Source text:
** Begin **

Going faster than memcpy
While profiling Shadesmar a couple of weeks ago, I noticed that for large binary unserialized messages (>512kB) most of the execution time is spent doing copying the message (using memcpy
) between process memory to shared memory and back.
I had a few hours to kill last weekend, and I tried to implement a faster way to do memory copies.
Autopsy of memcpy
Here’s the dumb of perf when running pub-sub for messages of sizes between 512kB and 2MB.
Children Self Shared Object Symbol
+ 99.86% 0.00% libc-2.27.so [.] __libc_start_main
+ 99.86% 0.00% [unknown] [k] 0x4426258d4c544155
+ 99.84% 0.02% raw_benchmark [.] main
+ 98.13% 97.12% libc-2.27.so [.] __memmove_avx_unaligned_erms
+ 51.99% 0.00% raw_benchmark [.] shm::PublisherBin<16u>::publish
+ 51.98% 0.01% raw_benchmark [.] shm::Topic<16u>::write
+ 47.64% 0.01% raw_benchmark [.] shm::Topic<16u>::read
__memmove_avx_unaligned_erms
is an implementation of memcpy
for unaligned memory blocks that uses AVX to copy over 32 bytes at a time. Digging into the glibc
source code, I found this:
#if IS_IN (libc)
# define VEC_SIZE 32
# define VEC(i) ymm##i
# define VMOVNT vmovntdq
# define VMOVU vmovdqu
# define VMOVA vmovdqa
# define SECTION(p) p##.avx
# define MEMMOVE_SYMBOL(p,s) p##_avx_##s
# include "memmove-vec-unaligned-erms.S"
#endif
Breaking down this function:
memmove
: glibc
implements memcpy
as a memmove
instead, here’s the relevant source code:
# define SYMBOL_NAME memcpy
# include "ifunc-memmove.h"
libc_ifunc_redirected (__redirect_memcpy, __new_memcpy,
IFUNC_SELECTOR ());
Here’s the difference between the two: With memcpy
, the destination cannot overlap the source at all. With memmove
it can. Initially, I wasn’t sure why it was implemented as memmove
. The reason for this will become clearer as the post proceeds.

** End **

Raw data:

** Begin **

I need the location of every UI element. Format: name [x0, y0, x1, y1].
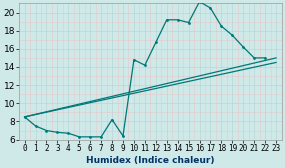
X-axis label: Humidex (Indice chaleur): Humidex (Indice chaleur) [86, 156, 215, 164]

** End **

Stated problem:
Decide whether each statement agrees with the post on going faster than memcpy, and answer yes or no, quoting the words of the post that decide it. (a) When large messages were profiled, copying the message took up most of the execution time. (b) The AVX routine for unaligned memory blocks copies 64 bytes at a time. (c) The faster memory copy was attempted over a full week of work.

Task result:
(a) Yes: "most of the execution time is spent doing copying the message"
(b) No: "uses AVX to copy over 32 bytes at a time"
(c) No: "I had a few hours to kill last weekend"